PROBLEM DETAILS: Reproduce all records verbatim.

···

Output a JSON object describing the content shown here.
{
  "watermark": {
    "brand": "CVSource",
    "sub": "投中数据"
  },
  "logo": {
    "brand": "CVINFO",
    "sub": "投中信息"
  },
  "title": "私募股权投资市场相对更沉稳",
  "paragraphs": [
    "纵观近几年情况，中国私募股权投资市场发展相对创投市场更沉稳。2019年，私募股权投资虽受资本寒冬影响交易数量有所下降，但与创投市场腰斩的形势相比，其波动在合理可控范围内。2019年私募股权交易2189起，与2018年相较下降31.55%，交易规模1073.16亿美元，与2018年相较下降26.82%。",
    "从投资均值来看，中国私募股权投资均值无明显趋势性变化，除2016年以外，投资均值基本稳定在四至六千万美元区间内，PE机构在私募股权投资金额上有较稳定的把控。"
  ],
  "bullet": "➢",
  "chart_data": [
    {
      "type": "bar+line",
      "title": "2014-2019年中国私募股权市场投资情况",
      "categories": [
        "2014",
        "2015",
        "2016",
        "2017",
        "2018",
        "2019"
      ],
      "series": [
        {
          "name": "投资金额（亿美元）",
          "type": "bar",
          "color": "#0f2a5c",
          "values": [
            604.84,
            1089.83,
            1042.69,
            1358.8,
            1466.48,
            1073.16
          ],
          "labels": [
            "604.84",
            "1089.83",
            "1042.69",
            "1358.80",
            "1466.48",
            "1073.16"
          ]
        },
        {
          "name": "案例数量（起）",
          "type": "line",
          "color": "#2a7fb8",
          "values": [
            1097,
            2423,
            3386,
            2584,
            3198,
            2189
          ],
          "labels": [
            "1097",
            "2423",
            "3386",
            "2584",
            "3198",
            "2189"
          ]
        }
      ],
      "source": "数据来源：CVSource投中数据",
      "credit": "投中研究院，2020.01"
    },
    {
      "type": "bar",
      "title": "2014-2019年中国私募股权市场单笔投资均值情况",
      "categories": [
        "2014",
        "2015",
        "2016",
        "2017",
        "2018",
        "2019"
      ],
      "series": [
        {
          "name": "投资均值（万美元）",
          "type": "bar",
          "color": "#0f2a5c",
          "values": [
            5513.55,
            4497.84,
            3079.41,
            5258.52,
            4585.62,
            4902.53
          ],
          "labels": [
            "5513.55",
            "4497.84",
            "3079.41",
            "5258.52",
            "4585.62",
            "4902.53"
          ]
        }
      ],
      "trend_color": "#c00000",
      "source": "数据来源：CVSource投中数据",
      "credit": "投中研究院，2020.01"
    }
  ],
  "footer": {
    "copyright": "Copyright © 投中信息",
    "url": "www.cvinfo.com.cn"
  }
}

···

WRITTEN REPLY:
Output a JSON object describing the content shown here.
{
  "watermark": {
    "brand": "CVSource",
    "sub": "投中数据"
  },
  "logo": {
    "brand": "CVINFO",
    "sub": "投中信息"
  },
  "title": "私募股权投资市场相对更沉稳",
  "paragraphs": [
    "纵观近几年情况，中国私募股权投资市场发展相对创投市场更沉稳。2019年，私募股权投资虽受资本寒冬影响交易数量有所下降，但与创投市场腰斩的形势相比，其波动在合理可控范围内。2019年私募股权交易2189起，与2018年相较下降31.55%，交易规模1073.16亿美元，与2018年相较下降26.82%。",
    "从投资均值来看，中国私募股权投资均值无明显趋势性变化，除2016年以外，投资均值基本稳定在四至六千万美元区间内，PE机构在私募股权投资金额上有较稳定的把控。"
  ],
  "bullet": "➢",
  "chart_data": [
    {
      "type": "bar+line",
      "title": "2014-2019年中国私募股权市场投资情况",
      "categories": [
        "2014",
        "2015",
        "2016",
        "2017",
        "2018",
        "2019"
      ],
      "series": [
        {
          "name": "投资金额（亿美元）",
          "type": "bar",
          "color": "#0f2a5c",
          "values": [
            604.84,
            1089.83,
            1042.69,
            1358.8,
            1466.48,
            1073.16
          ],
          "labels": [
            "604.84",
            "1089.83",
            "1042.69",
            "1358.80",
            "1466.48",
            "1073.16"
          ]
        },
        {
          "name": "案例数量（起）",
          "type": "line",
          "color": "#2a7fb8",
          "values": [
            1097,
            2423,
            3386,
            2584,
            3198,
            2189
          ],
          "labels": [
            "1097",
            "2423",
            "3386",
            "2584",
            "3198",
            "2189"
          ]
        }
      ],
      "source": "数据来源：CVSource投中数据",
      "credit": "投中研究院，2020.01"
    },
    {
      "type": "bar",
      "title": "2014-2019年中国私募股权市场单笔投资均值情况",
      "categories": [
        "2014",
        "2015",
        "2016",
        "2017",
        "2018",
        "2019"
      ],
      "series": [
        {
          "name": "投资均值（万美元）",
          "type": "bar",
          "color": "#0f2a5c",
          "values": [
            5513.55,
            4497.84,
            3079.41,
            5258.52,
            4585.62,
            4902.53
          ],
          "labels": [
            "5513.55",
            "4497.84",
            "3079.41",
            "5258.52",
            "4585.62",
            "4902.53"
          ]
        }
      ],
      "trend_color": "#c00000",
      "source": "数据来源：CVSource投中数据",
      "credit": "投中研究院，2020.01"
    }
  ],
  "footer": {
    "copyright": "Copyright © 投中信息",
    "url": "www.cvinfo.com.cn"
  }
}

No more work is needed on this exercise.